━━━━━ Data for this task ━━━━━
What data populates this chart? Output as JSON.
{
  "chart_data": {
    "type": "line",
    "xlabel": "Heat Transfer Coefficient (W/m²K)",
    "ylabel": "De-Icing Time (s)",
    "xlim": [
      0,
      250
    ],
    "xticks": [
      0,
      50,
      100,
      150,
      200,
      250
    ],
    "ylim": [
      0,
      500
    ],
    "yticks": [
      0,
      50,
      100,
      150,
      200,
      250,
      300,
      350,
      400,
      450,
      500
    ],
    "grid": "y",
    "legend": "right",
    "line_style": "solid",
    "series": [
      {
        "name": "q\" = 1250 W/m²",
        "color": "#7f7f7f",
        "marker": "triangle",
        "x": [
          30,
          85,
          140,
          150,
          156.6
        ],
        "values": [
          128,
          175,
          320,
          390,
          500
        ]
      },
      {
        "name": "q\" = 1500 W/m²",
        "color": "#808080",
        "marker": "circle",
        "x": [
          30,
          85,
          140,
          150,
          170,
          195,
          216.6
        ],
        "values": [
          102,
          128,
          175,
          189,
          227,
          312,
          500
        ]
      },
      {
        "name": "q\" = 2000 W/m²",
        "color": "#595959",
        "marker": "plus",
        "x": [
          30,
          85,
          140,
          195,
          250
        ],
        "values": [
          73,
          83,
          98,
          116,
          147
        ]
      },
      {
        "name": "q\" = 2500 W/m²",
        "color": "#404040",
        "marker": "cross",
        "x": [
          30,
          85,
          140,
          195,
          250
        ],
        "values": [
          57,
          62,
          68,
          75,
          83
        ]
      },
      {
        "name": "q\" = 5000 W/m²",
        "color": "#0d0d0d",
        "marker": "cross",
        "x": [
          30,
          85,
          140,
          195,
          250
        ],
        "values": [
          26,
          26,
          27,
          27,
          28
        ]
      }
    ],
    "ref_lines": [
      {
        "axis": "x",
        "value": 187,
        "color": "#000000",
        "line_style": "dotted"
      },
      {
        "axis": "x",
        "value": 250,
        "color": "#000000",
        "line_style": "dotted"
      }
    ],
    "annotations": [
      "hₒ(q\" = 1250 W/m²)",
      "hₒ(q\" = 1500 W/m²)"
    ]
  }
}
━━━━━
Scan the material above for the string "name" and return the lines that hold it.

        "name": "q\" = 1250 W/m²",
        "name": "q\" = 1500 W/m²",
        "name": "q\" = 2000 W/m²",
        "name": "q\" = 2500 W/m²",
        "name": "q\" = 5000 W/m²",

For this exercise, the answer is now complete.